# start of Entries

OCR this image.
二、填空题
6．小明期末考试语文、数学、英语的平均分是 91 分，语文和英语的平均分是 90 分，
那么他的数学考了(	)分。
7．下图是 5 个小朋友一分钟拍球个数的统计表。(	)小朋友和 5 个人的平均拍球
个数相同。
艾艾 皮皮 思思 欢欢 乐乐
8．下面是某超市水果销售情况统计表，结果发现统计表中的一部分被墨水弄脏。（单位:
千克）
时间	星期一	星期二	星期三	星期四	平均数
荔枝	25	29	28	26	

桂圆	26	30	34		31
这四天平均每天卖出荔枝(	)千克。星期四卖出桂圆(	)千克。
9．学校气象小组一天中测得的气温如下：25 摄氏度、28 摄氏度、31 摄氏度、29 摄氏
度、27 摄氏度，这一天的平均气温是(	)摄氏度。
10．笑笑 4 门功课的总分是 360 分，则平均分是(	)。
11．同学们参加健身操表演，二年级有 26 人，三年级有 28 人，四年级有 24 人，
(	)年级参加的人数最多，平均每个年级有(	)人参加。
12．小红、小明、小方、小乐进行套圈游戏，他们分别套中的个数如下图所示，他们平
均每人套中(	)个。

# end of Entries

→ Exercise directions
Each entry above is to be set down again in exactly the same words.

→ Solution to this task
OCR this image.
二、填空题
6．小明期末考试语文、数学、英语的平均分是 91 分，语文和英语的平均分是 90 分，
那么他的数学考了(	)分。
7．下图是 5 个小朋友一分钟拍球个数的统计表。(	)小朋友和 5 个人的平均拍球
个数相同。
艾艾 皮皮 思思 欢欢 乐乐
8．下面是某超市水果销售情况统计表，结果发现统计表中的一部分被墨水弄脏。（单位:
千克）
时间	星期一	星期二	星期三	星期四	平均数
荔枝	25	29	28	26	

桂圆	26	30	34		31
这四天平均每天卖出荔枝(	)千克。星期四卖出桂圆(	)千克。
9．学校气象小组一天中测得的气温如下：25 摄氏度、28 摄氏度、31 摄氏度、29 摄氏
度、27 摄氏度，这一天的平均气温是(	)摄氏度。
10．笑笑 4 门功课的总分是 360 分，则平均分是(	)。
11．同学们参加健身操表演，二年级有 26 人，三年级有 28 人，四年级有 24 人，
(	)年级参加的人数最多，平均每个年级有(	)人参加。
12．小红、小明、小方、小乐进行套圈游戏，他们分别套中的个数如下图所示，他们平
均每人套中(	)个。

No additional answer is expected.